[start Data for processing]
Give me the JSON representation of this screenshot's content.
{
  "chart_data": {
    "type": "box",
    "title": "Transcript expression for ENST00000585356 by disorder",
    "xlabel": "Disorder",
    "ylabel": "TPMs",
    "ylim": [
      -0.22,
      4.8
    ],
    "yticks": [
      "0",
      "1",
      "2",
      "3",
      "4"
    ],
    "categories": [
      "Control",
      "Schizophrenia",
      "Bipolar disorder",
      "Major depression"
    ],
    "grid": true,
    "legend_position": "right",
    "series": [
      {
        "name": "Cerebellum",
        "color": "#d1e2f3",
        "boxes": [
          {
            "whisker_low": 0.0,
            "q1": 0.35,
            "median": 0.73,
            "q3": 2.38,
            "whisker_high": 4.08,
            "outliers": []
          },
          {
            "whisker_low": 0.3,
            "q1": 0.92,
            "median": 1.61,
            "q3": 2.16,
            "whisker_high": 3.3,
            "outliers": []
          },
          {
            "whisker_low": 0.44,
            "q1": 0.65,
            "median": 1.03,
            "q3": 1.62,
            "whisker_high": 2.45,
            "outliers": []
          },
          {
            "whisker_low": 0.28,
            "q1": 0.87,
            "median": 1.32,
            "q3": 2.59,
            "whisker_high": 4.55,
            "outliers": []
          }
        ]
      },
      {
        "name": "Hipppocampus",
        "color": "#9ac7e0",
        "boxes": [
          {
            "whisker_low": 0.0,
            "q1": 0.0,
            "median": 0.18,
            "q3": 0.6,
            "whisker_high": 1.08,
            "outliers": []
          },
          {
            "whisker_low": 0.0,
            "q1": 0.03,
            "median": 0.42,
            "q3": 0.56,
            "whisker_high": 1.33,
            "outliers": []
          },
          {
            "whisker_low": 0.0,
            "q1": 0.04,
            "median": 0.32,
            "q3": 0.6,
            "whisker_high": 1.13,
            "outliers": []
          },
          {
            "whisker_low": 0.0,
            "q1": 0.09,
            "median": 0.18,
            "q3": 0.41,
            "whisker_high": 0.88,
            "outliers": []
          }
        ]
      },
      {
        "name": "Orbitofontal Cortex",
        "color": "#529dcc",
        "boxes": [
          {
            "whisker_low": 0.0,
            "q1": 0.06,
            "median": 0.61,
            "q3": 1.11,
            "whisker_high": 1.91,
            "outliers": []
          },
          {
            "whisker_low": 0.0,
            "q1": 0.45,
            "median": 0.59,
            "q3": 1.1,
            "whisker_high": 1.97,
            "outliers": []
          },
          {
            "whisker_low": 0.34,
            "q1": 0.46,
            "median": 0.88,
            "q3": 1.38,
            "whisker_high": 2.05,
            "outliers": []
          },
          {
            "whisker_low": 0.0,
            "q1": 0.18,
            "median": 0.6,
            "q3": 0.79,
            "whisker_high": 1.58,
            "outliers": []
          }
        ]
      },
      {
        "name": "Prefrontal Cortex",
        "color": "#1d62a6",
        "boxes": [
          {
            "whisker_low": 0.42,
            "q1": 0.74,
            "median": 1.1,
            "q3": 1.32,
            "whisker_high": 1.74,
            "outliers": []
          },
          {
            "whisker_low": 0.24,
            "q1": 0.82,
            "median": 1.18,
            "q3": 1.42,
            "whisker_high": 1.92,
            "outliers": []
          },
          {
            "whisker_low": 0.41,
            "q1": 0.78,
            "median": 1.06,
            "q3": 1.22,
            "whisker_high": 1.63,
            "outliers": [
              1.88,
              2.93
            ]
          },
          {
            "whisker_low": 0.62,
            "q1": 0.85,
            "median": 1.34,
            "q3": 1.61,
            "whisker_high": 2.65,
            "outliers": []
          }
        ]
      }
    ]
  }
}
[end Data for processing]
_Your instructions_: In the material above, find each line that contains the word "Cortex", and select it.

_Answer to the exercise_:
        "name": "Orbitofontal Cortex",
        "name": "Prefrontal Cortex",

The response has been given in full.